Go through the listing and copy each line with the string "JSON".

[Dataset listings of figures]
▼
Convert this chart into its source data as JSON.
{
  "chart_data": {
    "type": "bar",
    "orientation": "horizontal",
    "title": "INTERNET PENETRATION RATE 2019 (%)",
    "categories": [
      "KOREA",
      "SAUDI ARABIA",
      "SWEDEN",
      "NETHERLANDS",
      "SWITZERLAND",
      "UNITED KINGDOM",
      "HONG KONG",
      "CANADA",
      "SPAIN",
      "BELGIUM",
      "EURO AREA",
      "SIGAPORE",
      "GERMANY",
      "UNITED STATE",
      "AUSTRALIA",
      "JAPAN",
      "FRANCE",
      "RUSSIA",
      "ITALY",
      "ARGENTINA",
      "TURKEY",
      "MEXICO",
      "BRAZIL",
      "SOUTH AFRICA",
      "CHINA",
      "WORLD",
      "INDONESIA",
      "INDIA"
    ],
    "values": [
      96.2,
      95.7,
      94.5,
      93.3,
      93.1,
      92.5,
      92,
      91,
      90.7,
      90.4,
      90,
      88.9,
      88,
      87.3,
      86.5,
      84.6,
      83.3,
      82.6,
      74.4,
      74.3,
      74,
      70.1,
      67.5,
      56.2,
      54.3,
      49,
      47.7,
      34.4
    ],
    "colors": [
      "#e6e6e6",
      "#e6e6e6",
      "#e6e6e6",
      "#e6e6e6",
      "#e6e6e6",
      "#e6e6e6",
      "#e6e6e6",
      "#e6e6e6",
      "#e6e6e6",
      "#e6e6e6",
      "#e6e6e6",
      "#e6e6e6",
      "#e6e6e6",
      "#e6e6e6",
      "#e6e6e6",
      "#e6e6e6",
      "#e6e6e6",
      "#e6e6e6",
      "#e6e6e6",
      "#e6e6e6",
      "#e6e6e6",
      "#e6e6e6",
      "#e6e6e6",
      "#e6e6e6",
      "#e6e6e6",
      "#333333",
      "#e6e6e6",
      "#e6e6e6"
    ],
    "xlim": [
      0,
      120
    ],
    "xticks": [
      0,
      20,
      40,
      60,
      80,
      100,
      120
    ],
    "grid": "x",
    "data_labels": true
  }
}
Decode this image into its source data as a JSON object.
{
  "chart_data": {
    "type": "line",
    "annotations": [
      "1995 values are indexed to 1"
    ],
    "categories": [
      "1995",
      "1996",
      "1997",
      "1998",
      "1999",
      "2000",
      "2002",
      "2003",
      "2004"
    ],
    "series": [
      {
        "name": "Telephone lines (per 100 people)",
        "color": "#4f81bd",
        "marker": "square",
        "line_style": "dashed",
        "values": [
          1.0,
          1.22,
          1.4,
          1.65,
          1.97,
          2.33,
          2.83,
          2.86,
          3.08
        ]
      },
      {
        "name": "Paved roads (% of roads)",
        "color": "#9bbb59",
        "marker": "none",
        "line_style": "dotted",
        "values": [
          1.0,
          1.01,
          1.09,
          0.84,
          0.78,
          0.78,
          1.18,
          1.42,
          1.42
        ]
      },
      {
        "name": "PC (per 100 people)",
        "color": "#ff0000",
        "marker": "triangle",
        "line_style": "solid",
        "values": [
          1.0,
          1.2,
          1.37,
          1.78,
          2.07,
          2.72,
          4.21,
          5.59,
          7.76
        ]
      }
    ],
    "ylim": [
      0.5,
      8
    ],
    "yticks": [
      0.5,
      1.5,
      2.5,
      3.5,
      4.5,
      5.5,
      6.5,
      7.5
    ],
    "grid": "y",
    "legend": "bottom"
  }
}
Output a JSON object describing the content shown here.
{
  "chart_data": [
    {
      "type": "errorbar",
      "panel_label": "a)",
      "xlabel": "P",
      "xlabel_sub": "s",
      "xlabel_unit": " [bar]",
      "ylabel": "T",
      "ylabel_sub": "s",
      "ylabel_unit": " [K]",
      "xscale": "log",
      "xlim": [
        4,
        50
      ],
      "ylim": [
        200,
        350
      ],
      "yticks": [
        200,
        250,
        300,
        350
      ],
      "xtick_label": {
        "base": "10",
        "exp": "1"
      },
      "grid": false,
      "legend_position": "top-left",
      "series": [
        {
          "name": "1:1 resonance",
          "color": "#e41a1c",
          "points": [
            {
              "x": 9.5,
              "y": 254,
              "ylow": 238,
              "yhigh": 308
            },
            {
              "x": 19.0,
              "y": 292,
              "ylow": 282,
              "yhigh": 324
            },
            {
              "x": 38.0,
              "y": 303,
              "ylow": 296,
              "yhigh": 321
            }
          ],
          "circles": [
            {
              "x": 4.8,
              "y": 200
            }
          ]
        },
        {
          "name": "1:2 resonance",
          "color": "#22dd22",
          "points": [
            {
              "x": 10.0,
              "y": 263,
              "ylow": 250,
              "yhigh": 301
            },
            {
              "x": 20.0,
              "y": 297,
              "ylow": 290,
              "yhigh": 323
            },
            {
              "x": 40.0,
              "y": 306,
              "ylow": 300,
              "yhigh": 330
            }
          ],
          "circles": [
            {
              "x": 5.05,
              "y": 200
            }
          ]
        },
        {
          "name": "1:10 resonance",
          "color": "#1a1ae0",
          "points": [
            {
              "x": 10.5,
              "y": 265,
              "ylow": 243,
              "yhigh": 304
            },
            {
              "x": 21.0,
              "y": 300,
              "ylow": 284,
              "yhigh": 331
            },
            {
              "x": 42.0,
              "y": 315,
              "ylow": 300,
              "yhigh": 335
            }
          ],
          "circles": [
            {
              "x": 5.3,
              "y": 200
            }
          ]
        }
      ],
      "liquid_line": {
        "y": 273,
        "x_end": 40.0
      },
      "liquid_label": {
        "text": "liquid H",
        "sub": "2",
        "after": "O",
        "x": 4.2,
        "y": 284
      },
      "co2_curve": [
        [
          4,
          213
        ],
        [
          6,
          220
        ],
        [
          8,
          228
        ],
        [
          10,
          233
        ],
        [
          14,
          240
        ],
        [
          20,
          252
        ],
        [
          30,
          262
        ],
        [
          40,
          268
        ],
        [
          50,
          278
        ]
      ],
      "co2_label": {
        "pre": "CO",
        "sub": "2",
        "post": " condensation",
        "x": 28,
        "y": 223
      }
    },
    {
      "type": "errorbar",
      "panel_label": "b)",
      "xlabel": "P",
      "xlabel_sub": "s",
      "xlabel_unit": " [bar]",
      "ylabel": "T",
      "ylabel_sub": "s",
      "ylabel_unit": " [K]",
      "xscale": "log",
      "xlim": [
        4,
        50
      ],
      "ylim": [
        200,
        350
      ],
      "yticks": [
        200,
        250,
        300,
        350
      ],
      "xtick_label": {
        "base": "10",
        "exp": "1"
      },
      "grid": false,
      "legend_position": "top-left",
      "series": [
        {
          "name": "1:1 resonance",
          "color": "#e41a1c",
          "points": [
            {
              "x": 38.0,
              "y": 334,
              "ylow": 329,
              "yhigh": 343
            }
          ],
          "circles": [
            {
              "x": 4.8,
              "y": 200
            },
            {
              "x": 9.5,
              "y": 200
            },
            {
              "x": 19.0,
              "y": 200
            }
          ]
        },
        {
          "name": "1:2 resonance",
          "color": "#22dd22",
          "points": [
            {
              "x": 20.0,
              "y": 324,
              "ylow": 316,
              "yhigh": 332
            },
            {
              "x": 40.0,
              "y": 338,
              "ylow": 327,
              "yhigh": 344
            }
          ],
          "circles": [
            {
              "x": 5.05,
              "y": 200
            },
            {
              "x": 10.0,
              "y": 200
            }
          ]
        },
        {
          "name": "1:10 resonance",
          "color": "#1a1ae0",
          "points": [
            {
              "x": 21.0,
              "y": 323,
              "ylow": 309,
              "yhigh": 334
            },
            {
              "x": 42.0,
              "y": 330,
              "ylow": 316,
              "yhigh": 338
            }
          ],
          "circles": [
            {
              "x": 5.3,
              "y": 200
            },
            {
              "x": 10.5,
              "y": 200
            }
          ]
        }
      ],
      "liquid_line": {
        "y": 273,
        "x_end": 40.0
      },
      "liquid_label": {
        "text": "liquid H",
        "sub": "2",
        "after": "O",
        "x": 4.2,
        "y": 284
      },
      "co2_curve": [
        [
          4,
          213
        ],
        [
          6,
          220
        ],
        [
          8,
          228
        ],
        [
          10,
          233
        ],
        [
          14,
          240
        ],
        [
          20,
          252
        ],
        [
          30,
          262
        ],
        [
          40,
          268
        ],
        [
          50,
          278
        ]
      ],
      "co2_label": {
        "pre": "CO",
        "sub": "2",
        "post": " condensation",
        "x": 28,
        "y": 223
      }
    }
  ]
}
▲
**The answer**
Convert this chart into its source data as JSON.
Decode this image into its source data as a JSON object.
Output a JSON object describing the content shown here.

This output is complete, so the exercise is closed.